## Brief
All of the data should be output character for character, except the pictures.

─── Stored data ───

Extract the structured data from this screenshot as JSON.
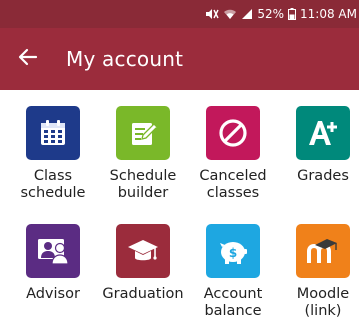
{
  "status_bar": {
    "battery": "52%",
    "time": "11:08 AM",
    "icons": [
      "mute-icon",
      "wifi-icon",
      "signal-icon",
      "battery-icon"
    ]
  },
  "app_bar": {
    "title": "My account",
    "back_icon": "back-arrow-icon"
  },
  "tiles": [
    {
      "label": "Class\nschedule",
      "icon": "calendar-icon",
      "color": "#1e3a8a"
    },
    {
      "label": "Schedule\nbuilder",
      "icon": "edit-note-icon",
      "color": "#7ab829"
    },
    {
      "label": "Canceled\nclasses",
      "icon": "cancel-icon",
      "color": "#c2185b"
    },
    {
      "label": "Grades",
      "icon": "grade-a-plus-icon",
      "color": "#00897b"
    },
    {
      "label": "Advisor",
      "icon": "advisor-icon",
      "color": "#5b2c83"
    },
    {
      "label": "Graduation",
      "icon": "graduation-cap-icon",
      "color": "#9b2c3c"
    },
    {
      "label": "Account\nbalance",
      "icon": "piggy-bank-icon",
      "color": "#1ea7e1"
    },
    {
      "label": "Moodle\n(link)",
      "icon": "moodle-icon",
      "color": "#f0811a"
    }
  ]
}
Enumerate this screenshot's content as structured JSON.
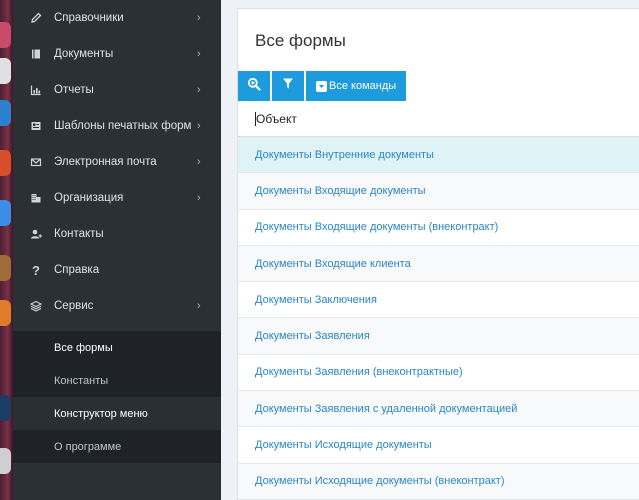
{
  "sidebar": {
    "items": [
      {
        "label": "Справочники",
        "icon": "pencil-icon",
        "chevron": "›"
      },
      {
        "label": "Документы",
        "icon": "book-icon",
        "chevron": "›"
      },
      {
        "label": "Отчеты",
        "icon": "chart-icon",
        "chevron": "›"
      },
      {
        "label": "Шаблоны печатных форм",
        "icon": "print-template-icon",
        "chevron": "›"
      },
      {
        "label": "Электронная почта",
        "icon": "envelope-icon",
        "chevron": "›"
      },
      {
        "label": "Организация",
        "icon": "building-icon",
        "chevron": "›"
      },
      {
        "label": "Контакты",
        "icon": "contacts-icon",
        "chevron": ""
      },
      {
        "label": "Справка",
        "icon": "help-icon",
        "chevron": ""
      },
      {
        "label": "Сервис",
        "icon": "layers-icon",
        "chevron": "›"
      }
    ],
    "submenu": [
      {
        "label": "Все формы"
      },
      {
        "label": "Константы"
      },
      {
        "label": "Конструктор меню"
      },
      {
        "label": "О программе"
      }
    ]
  },
  "main": {
    "title": "Все формы",
    "toolbar": {
      "search_icon": "zoom-icon",
      "filter_icon": "filter-icon",
      "commands_label": "Все команды"
    },
    "column_header": "Объект",
    "rows": [
      "Документы Внутренние документы",
      "Документы Входящие документы",
      "Документы Входящие документы (внеконтракт)",
      "Документы Входящие клиента",
      "Документы Заключения",
      "Документы Заявления",
      "Документы Заявления (внеконтрактные)",
      "Документы Заявления с удаленной документацией",
      "Документы Исходящие документы",
      "Документы Исходящие документы (внеконтракт)"
    ]
  },
  "colors": {
    "accent": "#1e9bdc",
    "link": "#2a86c7",
    "sidebar_bg": "#2b3035",
    "selected_row": "#dff3f6"
  }
}
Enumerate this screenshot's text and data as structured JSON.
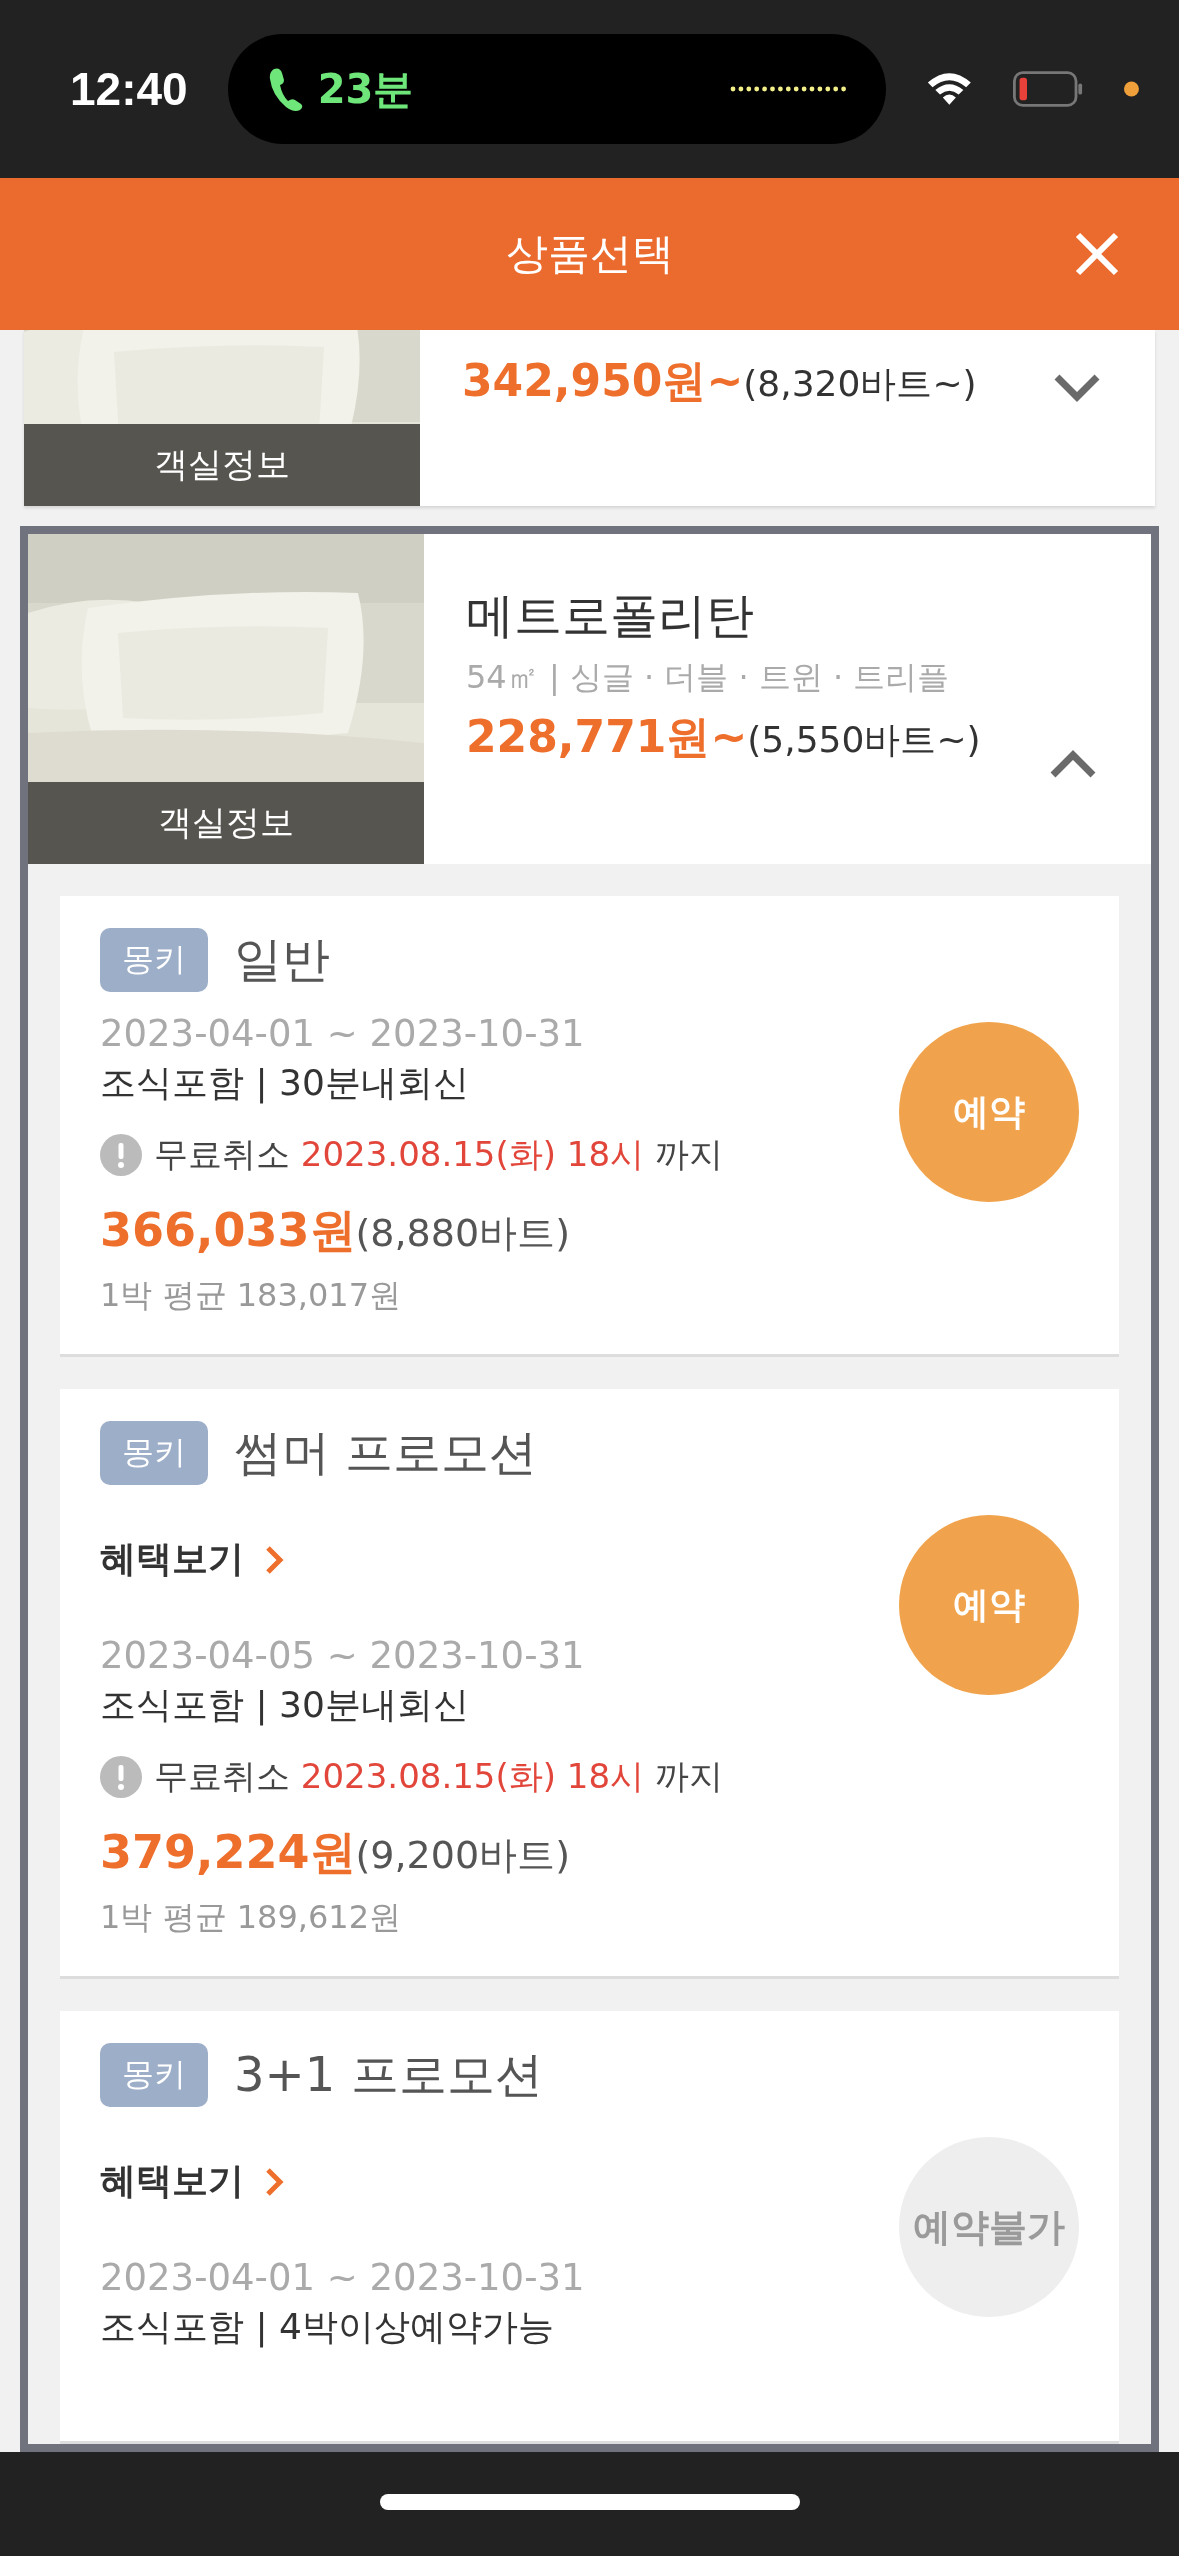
{
  "status_bar": {
    "time": "12:40",
    "call_duration": "23분"
  },
  "header": {
    "title": "상품선택"
  },
  "rooms": [
    {
      "expanded": false,
      "info_label": "객실정보",
      "price": "342,950원~",
      "price_baht": "(8,320바트~)"
    },
    {
      "expanded": true,
      "name": "메트로폴리탄",
      "details": "54㎡ | 싱글 · 더블 · 트윈 · 트리플",
      "info_label": "객실정보",
      "price": "228,771원~",
      "price_baht": "(5,550바트~)",
      "plans": [
        {
          "tag": "몽키",
          "name": "일반",
          "period": "2023-04-01 ~ 2023-10-31",
          "conditions": "조식포함 | 30분내회신",
          "cancel": {
            "label": "무료취소",
            "deadline": "2023.08.15(화) 18시",
            "suffix": "까지"
          },
          "price": "366,033원",
          "price_baht": "(8,880바트)",
          "nightly": "1박 평균 183,017원",
          "button": {
            "label": "예약",
            "disabled": false
          }
        },
        {
          "tag": "몽키",
          "name": "썸머 프로모션",
          "benefits_link": "혜택보기",
          "period": "2023-04-05 ~ 2023-10-31",
          "conditions": "조식포함 | 30분내회신",
          "cancel": {
            "label": "무료취소",
            "deadline": "2023.08.15(화) 18시",
            "suffix": "까지"
          },
          "price": "379,224원",
          "price_baht": "(9,200바트)",
          "nightly": "1박 평균 189,612원",
          "button": {
            "label": "예약",
            "disabled": false
          }
        },
        {
          "tag": "몽키",
          "name": "3+1 프로모션",
          "benefits_link": "혜택보기",
          "period": "2023-04-01 ~ 2023-10-31",
          "conditions": "조식포함 | 4박이상예약가능",
          "button": {
            "label": "예약불가",
            "disabled": true
          }
        }
      ]
    }
  ]
}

───

## Task result
Extract the structured data from this screenshot as JSON.
{
  "status_bar": {
    "battery": "52%",
    "time": "11:08 AM",
    "icons": [
      "mute-icon",
      "wifi-icon",
      "signal-icon",
      "battery-icon"
    ]
  },
  "app_bar": {
    "title": "My account",
    "back_icon": "back-arrow-icon"
  },
  "tiles": [
    {
      "label": "Class\nschedule",
      "icon": "calendar-icon",
      "color": "#1e3a8a"
    },
    {
      "label": "Schedule\nbuilder",
      "icon": "edit-note-icon",
      "color": "#7ab829"
    },
    {
      "label": "Canceled\nclasses",
      "icon": "cancel-icon",
      "color": "#c2185b"
    },
    {
      "label": "Grades",
      "icon": "grade-a-plus-icon",
      "color": "#00897b"
    },
    {
      "label": "Advisor",
      "icon": "advisor-icon",
      "color": "#5b2c83"
    },
    {
      "label": "Graduation",
      "icon": "graduation-cap-icon",
      "color": "#9b2c3c"
    },
    {
      "label": "Account\nbalance",
      "icon": "piggy-bank-icon",
      "color": "#1ea7e1"
    },
    {
      "label": "Moodle\n(link)",
      "icon": "moodle-icon",
      "color": "#f0811a"
    }
  ]
}
Enumerate this screenshot's content as structured JSON.
{
  "sidebar": {
    "items": [
      {
        "label": "Справочники",
        "icon": "pencil-icon",
        "chevron": "›"
      },
      {
        "label": "Документы",
        "icon": "book-icon",
        "chevron": "›"
      },
      {
        "label": "Отчеты",
        "icon": "chart-icon",
        "chevron": "›"
      },
      {
        "label": "Шаблоны печатных форм",
        "icon": "print-template-icon",
        "chevron": "›"
      },
      {
        "label": "Электронная почта",
        "icon": "envelope-icon",
        "chevron": "›"
      },
      {
        "label": "Организация",
        "icon": "building-icon",
        "chevron": "›"
      },
      {
        "label": "Контакты",
        "icon": "contacts-icon",
        "chevron": ""
      },
      {
        "label": "Справка",
        "icon": "help-icon",
        "chevron": ""
      },
      {
        "label": "Сервис",
        "icon": "layers-icon",
        "chevron": "›"
      }
    ],
    "submenu": [
      {
        "label": "Все формы"
      },
      {
        "label": "Константы"
      },
      {
        "label": "Конструктор меню"
      },
      {
        "label": "О программе"
      }
    ]
  },
  "main": {
    "title": "Все формы",
    "toolbar": {
      "search_icon": "zoom-icon",
      "filter_icon": "filter-icon",
      "commands_label": "Все команды"
    },
    "column_header": "Объект",
    "rows": [
      "Документы Внутренние документы",
      "Документы Входящие документы",
      "Документы Входящие документы (внеконтракт)",
      "Документы Входящие клиента",
      "Документы Заключения",
      "Документы Заявления",
      "Документы Заявления (внеконтрактные)",
      "Документы Заявления с удаленной документацией",
      "Документы Исходящие документы",
      "Документы Исходящие документы (внеконтракт)"
    ]
  },
  "colors": {
    "accent": "#1e9bdc",
    "link": "#2a86c7",
    "sidebar_bg": "#2b3035",
    "selected_row": "#dff3f6"
  }
}
Enumerate this screenshot's text and data as structured JSON.
{
  "status_bar": {
    "time": "12:40",
    "call_duration": "23분"
  },
  "header": {
    "title": "상품선택"
  },
  "rooms": [
    {
      "expanded": false,
      "info_label": "객실정보",
      "price": "342,950원~",
      "price_baht": "(8,320바트~)"
    },
    {
      "expanded": true,
      "name": "메트로폴리탄",
      "details": "54㎡ | 싱글 · 더블 · 트윈 · 트리플",
      "info_label": "객실정보",
      "price": "228,771원~",
      "price_baht": "(5,550바트~)",
      "plans": [
        {
          "tag": "몽키",
          "name": "일반",
          "period": "2023-04-01 ~ 2023-10-31",
          "conditions": "조식포함 | 30분내회신",
          "cancel": {
            "label": "무료취소",
            "deadline": "2023.08.15(화) 18시",
            "suffix": "까지"
          },
          "price": "366,033원",
          "price_baht": "(8,880바트)",
          "nightly": "1박 평균 183,017원",
          "button": {
            "label": "예약",
            "disabled": false
          }
        },
        {
          "tag": "몽키",
          "name": "썸머 프로모션",
          "benefits_link": "혜택보기",
          "period": "2023-04-05 ~ 2023-10-31",
          "conditions": "조식포함 | 30분내회신",
          "cancel": {
            "label": "무료취소",
            "deadline": "2023.08.15(화) 18시",
            "suffix": "까지"
          },
          "price": "379,224원",
          "price_baht": "(9,200바트)",
          "nightly": "1박 평균 189,612원",
          "button": {
            "label": "예약",
            "disabled": false
          }
        },
        {
          "tag": "몽키",
          "name": "3+1 프로모션",
          "benefits_link": "혜택보기",
          "period": "2023-04-01 ~ 2023-10-31",
          "conditions": "조식포함 | 4박이상예약가능",
          "button": {
            "label": "예약불가",
            "disabled": true
          }
        }
      ]
    }
  ]
}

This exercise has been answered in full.